» **Short exercise**
Return all of the data exactly as given.

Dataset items
◇ ◇ ◇

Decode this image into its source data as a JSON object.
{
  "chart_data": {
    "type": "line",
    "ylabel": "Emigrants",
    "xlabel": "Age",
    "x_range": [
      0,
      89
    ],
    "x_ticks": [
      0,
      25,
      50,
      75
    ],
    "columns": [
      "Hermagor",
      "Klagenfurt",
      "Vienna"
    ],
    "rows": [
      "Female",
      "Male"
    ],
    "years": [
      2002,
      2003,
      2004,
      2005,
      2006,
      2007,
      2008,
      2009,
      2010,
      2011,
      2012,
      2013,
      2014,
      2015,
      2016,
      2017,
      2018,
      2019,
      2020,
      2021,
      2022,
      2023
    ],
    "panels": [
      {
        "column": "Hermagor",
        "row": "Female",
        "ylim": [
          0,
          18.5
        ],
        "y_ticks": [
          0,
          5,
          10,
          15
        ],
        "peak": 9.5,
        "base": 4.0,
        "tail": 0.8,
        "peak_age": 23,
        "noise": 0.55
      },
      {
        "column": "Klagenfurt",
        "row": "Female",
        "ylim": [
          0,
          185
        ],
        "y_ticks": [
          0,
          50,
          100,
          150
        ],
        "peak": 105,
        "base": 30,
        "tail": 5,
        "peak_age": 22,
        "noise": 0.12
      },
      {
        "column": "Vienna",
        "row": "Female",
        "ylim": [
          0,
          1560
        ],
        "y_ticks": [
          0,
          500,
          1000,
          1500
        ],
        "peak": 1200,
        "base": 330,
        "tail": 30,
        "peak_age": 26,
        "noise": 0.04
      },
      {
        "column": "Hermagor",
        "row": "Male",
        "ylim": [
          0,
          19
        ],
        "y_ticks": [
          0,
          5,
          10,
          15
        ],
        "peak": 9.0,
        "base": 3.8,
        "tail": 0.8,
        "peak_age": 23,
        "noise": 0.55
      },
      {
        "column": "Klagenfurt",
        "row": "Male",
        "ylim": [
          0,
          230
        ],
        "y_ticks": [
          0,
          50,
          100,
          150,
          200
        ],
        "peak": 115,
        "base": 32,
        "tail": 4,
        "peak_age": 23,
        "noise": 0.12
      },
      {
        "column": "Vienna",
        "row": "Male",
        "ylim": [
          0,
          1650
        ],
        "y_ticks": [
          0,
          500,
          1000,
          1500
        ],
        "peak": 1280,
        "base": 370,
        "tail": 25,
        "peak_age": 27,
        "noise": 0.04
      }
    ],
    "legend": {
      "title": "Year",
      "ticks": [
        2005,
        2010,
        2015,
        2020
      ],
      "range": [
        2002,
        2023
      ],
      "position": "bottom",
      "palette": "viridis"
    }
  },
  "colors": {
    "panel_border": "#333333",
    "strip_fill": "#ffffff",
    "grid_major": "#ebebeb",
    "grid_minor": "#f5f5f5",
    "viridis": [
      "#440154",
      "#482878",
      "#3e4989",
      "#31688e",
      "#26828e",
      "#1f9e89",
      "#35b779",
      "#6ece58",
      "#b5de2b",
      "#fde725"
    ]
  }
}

◇ ◇ ◇

» **The reply**
Decode this image into its source data as a JSON object.
{
  "chart_data": {
    "type": "line",
    "ylabel": "Emigrants",
    "xlabel": "Age",
    "x_range": [
      0,
      89
    ],
    "x_ticks": [
      0,
      25,
      50,
      75
    ],
    "columns": [
      "Hermagor",
      "Klagenfurt",
      "Vienna"
    ],
    "rows": [
      "Female",
      "Male"
    ],
    "years": [
      2002,
      2003,
      2004,
      2005,
      2006,
      2007,
      2008,
      2009,
      2010,
      2011,
      2012,
      2013,
      2014,
      2015,
      2016,
      2017,
      2018,
      2019,
      2020,
      2021,
      2022,
      2023
    ],
    "panels": [
      {
        "column": "Hermagor",
        "row": "Female",
        "ylim": [
          0,
          18.5
        ],
        "y_ticks": [
          0,
          5,
          10,
          15
        ],
        "peak": 9.5,
        "base": 4.0,
        "tail": 0.8,
        "peak_age": 23,
        "noise": 0.55
      },
      {
        "column": "Klagenfurt",
        "row": "Female",
        "ylim": [
          0,
          185
        ],
        "y_ticks": [
          0,
          50,
          100,
          150
        ],
        "peak": 105,
        "base": 30,
        "tail": 5,
        "peak_age": 22,
        "noise": 0.12
      },
      {
        "column": "Vienna",
        "row": "Female",
        "ylim": [
          0,
          1560
        ],
        "y_ticks": [
          0,
          500,
          1000,
          1500
        ],
        "peak": 1200,
        "base": 330,
        "tail": 30,
        "peak_age": 26,
        "noise": 0.04
      },
      {
        "column": "Hermagor",
        "row": "Male",
        "ylim": [
          0,
          19
        ],
        "y_ticks": [
          0,
          5,
          10,
          15
        ],
        "peak": 9.0,
        "base": 3.8,
        "tail": 0.8,
        "peak_age": 23,
        "noise": 0.55
      },
      {
        "column": "Klagenfurt",
        "row": "Male",
        "ylim": [
          0,
          230
        ],
        "y_ticks": [
          0,
          50,
          100,
          150,
          200
        ],
        "peak": 115,
        "base": 32,
        "tail": 4,
        "peak_age": 23,
        "noise": 0.12
      },
      {
        "column": "Vienna",
        "row": "Male",
        "ylim": [
          0,
          1650
        ],
        "y_ticks": [
          0,
          500,
          1000,
          1500
        ],
        "peak": 1280,
        "base": 370,
        "tail": 25,
        "peak_age": 27,
        "noise": 0.04
      }
    ],
    "legend": {
      "title": "Year",
      "ticks": [
        2005,
        2010,
        2015,
        2020
      ],
      "range": [
        2002,
        2023
      ],
      "position": "bottom",
      "palette": "viridis"
    }
  },
  "colors": {
    "panel_border": "#333333",
    "strip_fill": "#ffffff",
    "grid_major": "#ebebeb",
    "grid_minor": "#f5f5f5",
    "viridis": [
      "#440154",
      "#482878",
      "#3e4989",
      "#31688e",
      "#26828e",
      "#1f9e89",
      "#35b779",
      "#6ece58",
      "#b5de2b",
      "#fde725"
    ]
  }
}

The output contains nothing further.